Instructions to follow: Below is a block of data; give all of it again word for word.

Data excerpts:
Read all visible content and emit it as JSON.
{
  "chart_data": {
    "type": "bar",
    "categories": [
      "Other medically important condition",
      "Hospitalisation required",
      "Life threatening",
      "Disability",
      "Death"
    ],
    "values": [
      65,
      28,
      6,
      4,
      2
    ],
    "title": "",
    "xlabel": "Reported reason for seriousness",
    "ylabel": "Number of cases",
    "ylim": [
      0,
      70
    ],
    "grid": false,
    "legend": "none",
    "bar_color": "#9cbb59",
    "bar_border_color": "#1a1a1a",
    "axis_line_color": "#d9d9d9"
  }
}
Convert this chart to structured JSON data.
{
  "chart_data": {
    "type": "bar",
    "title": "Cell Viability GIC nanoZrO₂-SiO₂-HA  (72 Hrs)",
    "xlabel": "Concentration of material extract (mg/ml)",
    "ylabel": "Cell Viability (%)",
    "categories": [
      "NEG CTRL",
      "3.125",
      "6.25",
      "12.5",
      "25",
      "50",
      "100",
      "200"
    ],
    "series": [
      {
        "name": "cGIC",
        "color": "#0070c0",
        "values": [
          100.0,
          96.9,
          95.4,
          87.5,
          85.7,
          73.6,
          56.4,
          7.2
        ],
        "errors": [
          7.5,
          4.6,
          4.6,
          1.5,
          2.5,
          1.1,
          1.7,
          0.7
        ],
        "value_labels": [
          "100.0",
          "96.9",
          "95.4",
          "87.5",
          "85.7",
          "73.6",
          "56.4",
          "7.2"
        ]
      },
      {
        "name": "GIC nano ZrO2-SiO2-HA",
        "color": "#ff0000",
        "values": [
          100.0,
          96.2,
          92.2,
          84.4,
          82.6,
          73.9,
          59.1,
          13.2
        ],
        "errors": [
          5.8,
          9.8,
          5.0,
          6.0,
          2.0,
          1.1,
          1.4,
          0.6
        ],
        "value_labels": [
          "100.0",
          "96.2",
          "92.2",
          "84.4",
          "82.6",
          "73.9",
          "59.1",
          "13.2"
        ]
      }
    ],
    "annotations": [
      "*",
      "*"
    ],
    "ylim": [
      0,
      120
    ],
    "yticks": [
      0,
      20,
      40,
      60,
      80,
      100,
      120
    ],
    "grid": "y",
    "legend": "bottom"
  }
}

In response:
Read all visible content and emit it as JSON.
{
  "chart_data": {
    "type": "bar",
    "categories": [
      "Other medically important condition",
      "Hospitalisation required",
      "Life threatening",
      "Disability",
      "Death"
    ],
    "values": [
      65,
      28,
      6,
      4,
      2
    ],
    "title": "",
    "xlabel": "Reported reason for seriousness",
    "ylabel": "Number of cases",
    "ylim": [
      0,
      70
    ],
    "grid": false,
    "legend": "none",
    "bar_color": "#9cbb59",
    "bar_border_color": "#1a1a1a",
    "axis_line_color": "#d9d9d9"
  }
}
Convert this chart to structured JSON data.
{
  "chart_data": {
    "type": "bar",
    "title": "Cell Viability GIC nanoZrO₂-SiO₂-HA  (72 Hrs)",
    "xlabel": "Concentration of material extract (mg/ml)",
    "ylabel": "Cell Viability (%)",
    "categories": [
      "NEG CTRL",
      "3.125",
      "6.25",
      "12.5",
      "25",
      "50",
      "100",
      "200"
    ],
    "series": [
      {
        "name": "cGIC",
        "color": "#0070c0",
        "values": [
          100.0,
          96.9,
          95.4,
          87.5,
          85.7,
          73.6,
          56.4,
          7.2
        ],
        "errors": [
          7.5,
          4.6,
          4.6,
          1.5,
          2.5,
          1.1,
          1.7,
          0.7
        ],
        "value_labels": [
          "100.0",
          "96.9",
          "95.4",
          "87.5",
          "85.7",
          "73.6",
          "56.4",
          "7.2"
        ]
      },
      {
        "name": "GIC nano ZrO2-SiO2-HA",
        "color": "#ff0000",
        "values": [
          100.0,
          96.2,
          92.2,
          84.4,
          82.6,
          73.9,
          59.1,
          13.2
        ],
        "errors": [
          5.8,
          9.8,
          5.0,
          6.0,
          2.0,
          1.1,
          1.4,
          0.6
        ],
        "value_labels": [
          "100.0",
          "96.2",
          "92.2",
          "84.4",
          "82.6",
          "73.9",
          "59.1",
          "13.2"
        ]
      }
    ],
    "annotations": [
      "*",
      "*"
    ],
    "ylim": [
      0,
      120
    ],
    "yticks": [
      0,
      20,
      40,
      60,
      80,
      100,
      120
    ],
    "grid": "y",
    "legend": "bottom"
  }
}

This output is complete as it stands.